■ Quoted text ■
---

Selecting a Tax Preparer

What’s The Best Way To Pick A Tax Preparer?

Selecting a tax preparer can be a difficult task.

  • Who do you pick?
  • What makes one person more or less qualified than someone else? 
  • Is your tax return simple or complex?
  • How much should you pay for a tax return? 
  • Is this a one-time tax return, or are you looking for someone for all future years?

When the new tax year comes, everybody has questions.  Is this the year you prepare your taxes using your home computer software?  Do use the person you met last year?  Do you ask your neighbors for advice?

These questions are difficult because most people don’t pick a tax new preparer each year.  They either prepare their own tax returns or they visit the same person that prepared it last year.  However, there are many reasons why people switch to a new income tax preparer.  For example, people move to a new town, tax preparers retire, or people quit filing their own returns because their return has become complex or time consuming.

So, here’s a short list of items to consider before you select your next tax preparer.

Who’s better a national chain, an Enrolled Agent , or a CPA?

The short answer to this question is:  It depends.

Tax preparers come in many forms.  There are unregulated preparers, national chains, enrolled agents and CPAs.  All preparers who charge for their service must be registered with the IRS and obtain a PTIN (Preparer Tax Identification Number) each year.  The paid preparers are required to include their PTIN on your return.  This registration is for the benefit of the IRS to identify abusive patterns by preparers and is no indication of the preparer’s skills or experience.

As in any industry, you can find a range of skills for preparers in any type of organization.  The main differentiation is the level of continuing skill development that the preparers undertake each year.

---

Items in a dataset:
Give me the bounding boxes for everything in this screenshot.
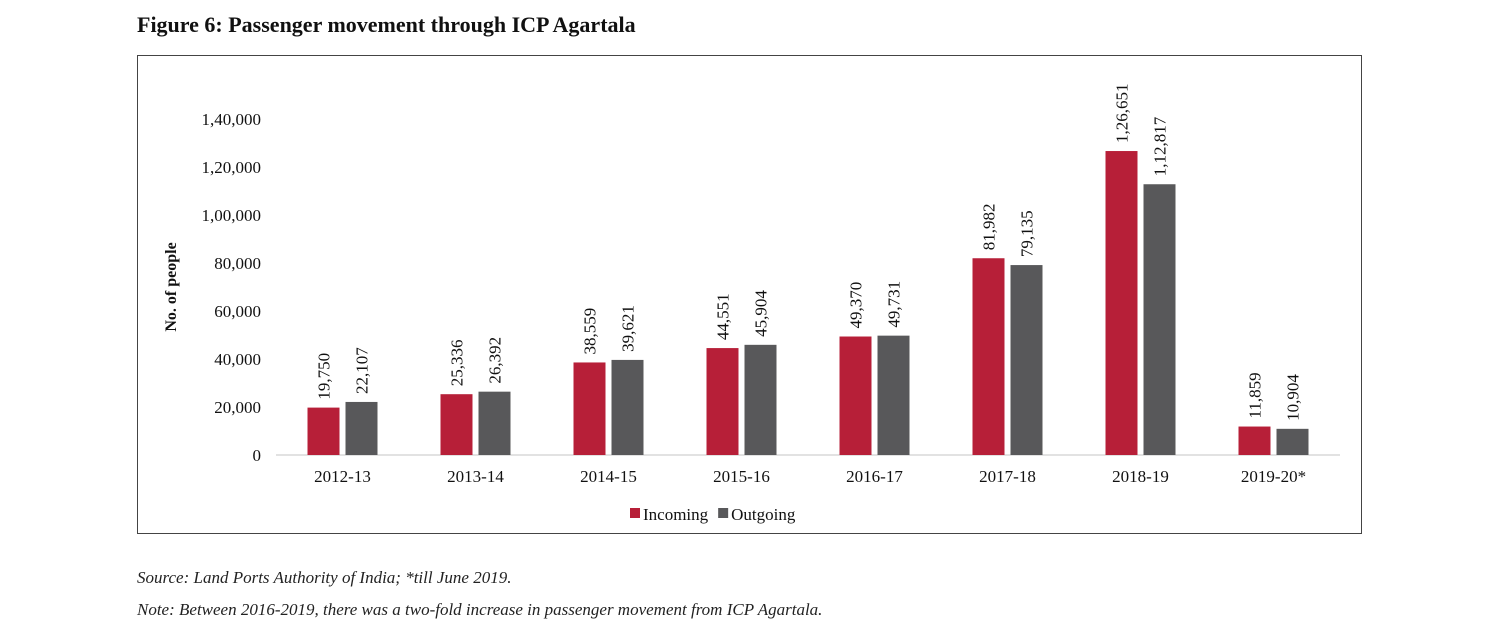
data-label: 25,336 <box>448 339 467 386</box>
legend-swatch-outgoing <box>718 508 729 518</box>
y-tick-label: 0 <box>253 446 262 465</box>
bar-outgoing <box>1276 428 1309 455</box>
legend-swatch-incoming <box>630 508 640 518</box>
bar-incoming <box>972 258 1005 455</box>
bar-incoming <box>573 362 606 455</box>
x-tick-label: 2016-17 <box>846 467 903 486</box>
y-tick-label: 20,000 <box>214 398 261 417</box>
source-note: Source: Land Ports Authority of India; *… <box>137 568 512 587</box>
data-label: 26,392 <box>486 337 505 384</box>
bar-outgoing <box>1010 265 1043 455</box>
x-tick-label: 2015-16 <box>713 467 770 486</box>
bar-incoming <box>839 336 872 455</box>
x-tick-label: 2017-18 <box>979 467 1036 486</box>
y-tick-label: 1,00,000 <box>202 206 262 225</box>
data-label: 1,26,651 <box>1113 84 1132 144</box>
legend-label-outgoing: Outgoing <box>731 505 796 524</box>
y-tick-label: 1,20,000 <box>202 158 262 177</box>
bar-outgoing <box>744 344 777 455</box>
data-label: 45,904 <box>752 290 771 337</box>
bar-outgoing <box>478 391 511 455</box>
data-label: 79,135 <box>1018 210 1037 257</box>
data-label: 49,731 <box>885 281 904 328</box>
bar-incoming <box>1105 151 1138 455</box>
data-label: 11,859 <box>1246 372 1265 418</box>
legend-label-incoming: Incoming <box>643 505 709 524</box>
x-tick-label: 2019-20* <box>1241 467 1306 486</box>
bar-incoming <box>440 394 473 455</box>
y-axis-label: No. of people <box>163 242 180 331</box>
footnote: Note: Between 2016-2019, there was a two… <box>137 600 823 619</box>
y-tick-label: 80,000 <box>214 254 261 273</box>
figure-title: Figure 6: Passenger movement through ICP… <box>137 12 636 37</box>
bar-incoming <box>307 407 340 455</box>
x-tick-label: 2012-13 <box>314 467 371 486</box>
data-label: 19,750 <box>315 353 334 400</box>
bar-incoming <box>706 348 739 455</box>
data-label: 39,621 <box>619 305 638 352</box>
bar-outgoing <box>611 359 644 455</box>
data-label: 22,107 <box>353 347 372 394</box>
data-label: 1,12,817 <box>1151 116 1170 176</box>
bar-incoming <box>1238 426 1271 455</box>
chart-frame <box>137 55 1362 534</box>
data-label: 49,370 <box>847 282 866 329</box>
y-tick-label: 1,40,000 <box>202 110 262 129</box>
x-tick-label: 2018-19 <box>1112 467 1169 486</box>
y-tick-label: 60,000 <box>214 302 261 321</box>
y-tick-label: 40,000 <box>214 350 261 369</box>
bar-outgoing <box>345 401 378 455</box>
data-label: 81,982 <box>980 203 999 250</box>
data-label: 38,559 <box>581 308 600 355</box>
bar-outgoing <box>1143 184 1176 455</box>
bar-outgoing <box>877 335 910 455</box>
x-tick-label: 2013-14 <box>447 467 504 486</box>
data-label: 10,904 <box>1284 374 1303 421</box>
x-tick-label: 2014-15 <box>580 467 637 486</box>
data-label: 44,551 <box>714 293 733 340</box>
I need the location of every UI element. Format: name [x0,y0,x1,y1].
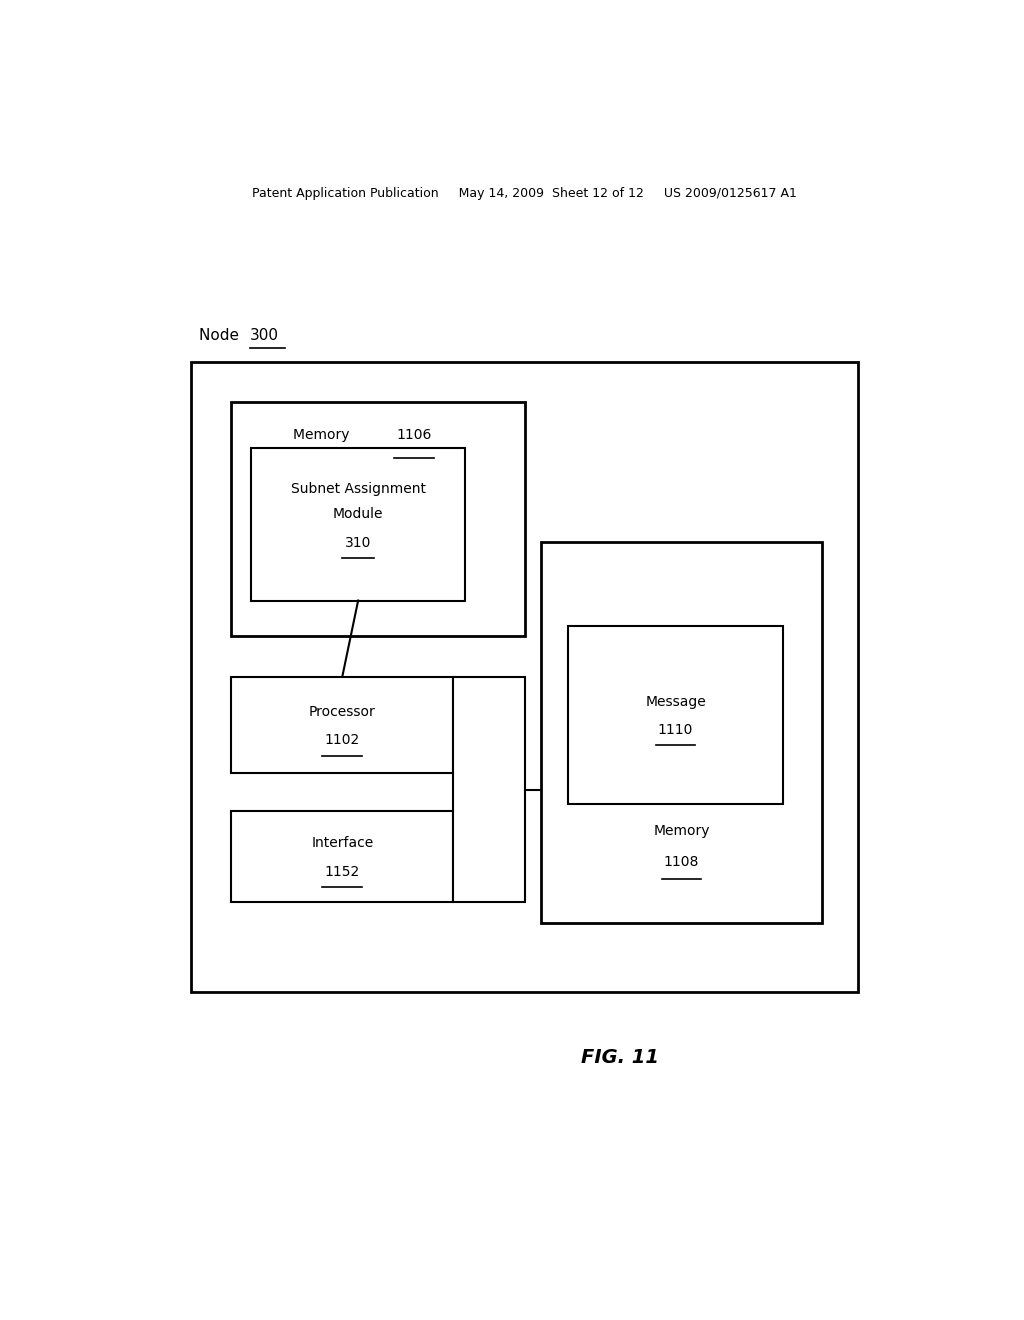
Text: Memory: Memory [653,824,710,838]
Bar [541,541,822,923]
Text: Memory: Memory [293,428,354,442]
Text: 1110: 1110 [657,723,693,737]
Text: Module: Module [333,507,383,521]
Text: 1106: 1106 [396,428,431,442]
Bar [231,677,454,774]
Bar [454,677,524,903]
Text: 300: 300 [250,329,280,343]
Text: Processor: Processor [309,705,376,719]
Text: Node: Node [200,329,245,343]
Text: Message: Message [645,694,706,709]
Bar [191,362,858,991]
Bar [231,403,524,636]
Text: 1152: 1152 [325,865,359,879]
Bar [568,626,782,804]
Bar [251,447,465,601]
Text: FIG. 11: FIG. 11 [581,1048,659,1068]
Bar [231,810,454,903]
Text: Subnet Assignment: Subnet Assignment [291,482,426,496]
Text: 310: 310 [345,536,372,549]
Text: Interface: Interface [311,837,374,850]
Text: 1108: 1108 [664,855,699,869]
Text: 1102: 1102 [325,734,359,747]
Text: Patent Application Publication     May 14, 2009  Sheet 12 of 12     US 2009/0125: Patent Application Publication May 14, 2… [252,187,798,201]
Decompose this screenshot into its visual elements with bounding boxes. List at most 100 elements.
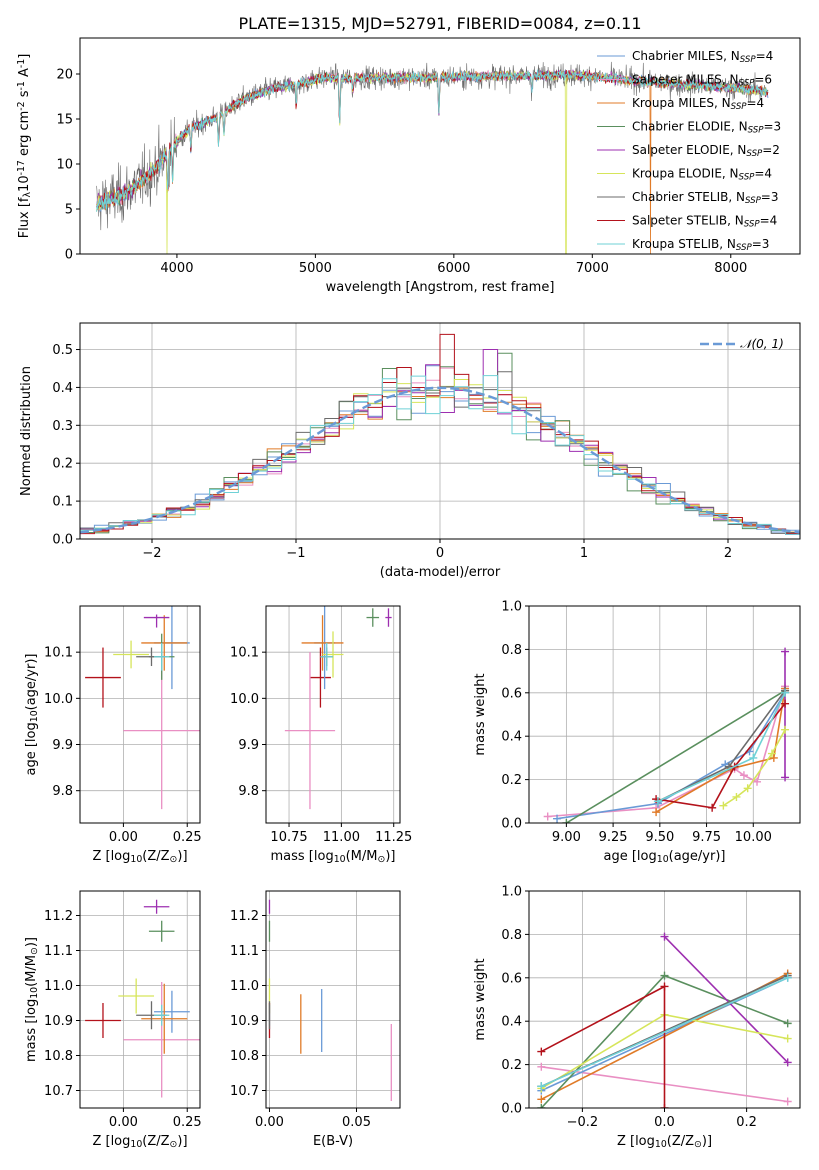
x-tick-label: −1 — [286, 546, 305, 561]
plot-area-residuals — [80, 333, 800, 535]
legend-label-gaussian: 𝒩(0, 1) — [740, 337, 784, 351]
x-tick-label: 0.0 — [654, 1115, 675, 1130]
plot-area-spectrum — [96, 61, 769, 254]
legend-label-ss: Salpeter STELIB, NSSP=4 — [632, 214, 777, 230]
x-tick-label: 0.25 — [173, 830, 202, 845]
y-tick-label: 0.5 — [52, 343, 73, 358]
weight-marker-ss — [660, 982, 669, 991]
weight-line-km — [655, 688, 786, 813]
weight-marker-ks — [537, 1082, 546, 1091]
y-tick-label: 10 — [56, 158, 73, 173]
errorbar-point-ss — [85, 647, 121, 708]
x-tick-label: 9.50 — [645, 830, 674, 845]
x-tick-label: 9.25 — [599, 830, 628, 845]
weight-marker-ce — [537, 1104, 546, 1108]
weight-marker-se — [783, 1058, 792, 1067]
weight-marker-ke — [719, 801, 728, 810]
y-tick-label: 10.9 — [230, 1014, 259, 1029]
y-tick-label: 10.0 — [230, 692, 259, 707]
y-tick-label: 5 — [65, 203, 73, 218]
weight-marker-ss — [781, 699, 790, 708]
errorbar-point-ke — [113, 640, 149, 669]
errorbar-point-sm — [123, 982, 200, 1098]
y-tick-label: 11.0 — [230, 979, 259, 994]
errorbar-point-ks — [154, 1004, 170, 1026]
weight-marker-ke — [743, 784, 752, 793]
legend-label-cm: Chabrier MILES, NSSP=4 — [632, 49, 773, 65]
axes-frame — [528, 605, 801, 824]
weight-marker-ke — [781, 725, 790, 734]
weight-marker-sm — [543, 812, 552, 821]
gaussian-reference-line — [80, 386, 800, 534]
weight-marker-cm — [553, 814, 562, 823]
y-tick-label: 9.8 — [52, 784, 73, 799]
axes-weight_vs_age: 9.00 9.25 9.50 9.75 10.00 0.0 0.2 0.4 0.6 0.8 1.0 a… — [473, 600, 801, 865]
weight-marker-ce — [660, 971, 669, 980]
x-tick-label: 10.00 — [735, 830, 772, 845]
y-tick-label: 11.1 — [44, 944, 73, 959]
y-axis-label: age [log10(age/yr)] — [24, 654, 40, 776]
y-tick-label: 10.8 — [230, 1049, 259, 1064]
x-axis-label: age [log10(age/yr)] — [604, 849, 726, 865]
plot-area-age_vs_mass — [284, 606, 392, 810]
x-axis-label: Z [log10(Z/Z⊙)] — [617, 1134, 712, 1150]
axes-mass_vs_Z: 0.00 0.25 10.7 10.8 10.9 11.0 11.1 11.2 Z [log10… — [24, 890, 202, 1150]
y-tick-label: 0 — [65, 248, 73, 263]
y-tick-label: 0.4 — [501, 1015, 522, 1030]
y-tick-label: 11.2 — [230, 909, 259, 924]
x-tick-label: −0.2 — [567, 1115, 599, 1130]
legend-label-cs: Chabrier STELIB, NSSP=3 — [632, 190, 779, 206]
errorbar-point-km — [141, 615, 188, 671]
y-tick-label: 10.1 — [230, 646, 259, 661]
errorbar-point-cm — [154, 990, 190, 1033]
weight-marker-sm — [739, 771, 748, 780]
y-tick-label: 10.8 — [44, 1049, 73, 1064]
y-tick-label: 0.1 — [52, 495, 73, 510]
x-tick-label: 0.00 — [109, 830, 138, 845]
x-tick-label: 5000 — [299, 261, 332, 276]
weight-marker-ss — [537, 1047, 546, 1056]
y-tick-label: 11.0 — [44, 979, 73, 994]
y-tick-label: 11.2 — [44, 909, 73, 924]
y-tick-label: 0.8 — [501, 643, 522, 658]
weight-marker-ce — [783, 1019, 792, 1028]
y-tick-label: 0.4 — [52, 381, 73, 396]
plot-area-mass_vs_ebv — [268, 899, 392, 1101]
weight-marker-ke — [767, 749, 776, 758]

---

■ Required actions ■
A) According to the article on selecting a tax preparer, what must all paid preparers obtain each year?
B) Transcribe the article on selecting a tax preparer, beginning at the words "These questions are" and stopping after "next tax preparer.".
C) Can you write the next part of the article on selecting a tax preparer, picking up after its last sentence?
None of these entries is needed.

■ Answers given ■
A) A PTIN (Preparer Tax Identification Number).

B)
These questions are difficult because most people don’t pick a tax new preparer each year.  They either prepare their own tax returns or they visit the same person that prepared it last year.  However, there are many reasons why people switch to a new income tax preparer.  For example, people move to a new town, tax preparers retire, or people quit filing their own returns because their return has become complex or time consuming.

So, here’s a short list of items to consider before you select your next tax preparer.

C)
  • Local (unregulated) preparers are not required to seek continuing education. (Again, all paid preparers are Registered, but not all preparers are Regulated.)  Therefore, if you choose an unregulated preparer, are you comfortable that the person understands the current changes in the tax law?  You probably assume that the firm will have current software programs to prepare tax forms, but using new software does not guarantee that an accurate tax return will be generated automatically.  Unregulated preparers tend to focus on offering fast returns, refund anticipation loans (immediate refunds), and processing easy tax returns for busy taxpayers.
  • Chain franchises typically require each preparer to attend a basic training course for new preparers or an “update course” for returning staff.  While the franchise company probably will assure you of completing a tax return with “no errors,” it will not assure you of a tax return that minimizes your tax liability.  This issue becomes important when you have a tax matter that can be filed using several alternative methods.  For example there are many rules that grant or limit your ability to claim a dependent to reduce your tax liability.  If the preparer does not ask sufficient questions, you may not know that an aging parent who lives in another house may qualify as your dependent
  • An Enrolled Agent is a tax preparer who is regulated by the IRS.  These individuals must attend a minimum number of tax courses each year, so they tend to have current knowledge of the tax rules before the new tax season begins.  Enrolled Agents may or may not understand complex accounting rules because they are focused on tax rules.  This can be an issue if you are receiving information from a family business, you want your business return and personal returns to reconcile, or you want advice on starting a business.  Enrolled Agents are authorized to represent you before the IRS in an audit, and this is one of the privileges of being an enrolled agent.
  • A CPA is licensed by each state and also by a national organization (the AICPA) and must complete 40 hours of continuing education each year.  The CPA must complete rigorous courses in accounting and income tax regulations before taking the national Uniform Exam for Certified Public Accountants.  Also, all CPAs must complete a standard set of related University business courses so that they understand the interactions between business operations, financial statements, and tax rules.  CPAs are qualified to complete all tax returns and also to represent you before the IRS.  In addition, most CPAs can help you manage your financials affairs, build retirement resources, and identify critical issues in starting a new business.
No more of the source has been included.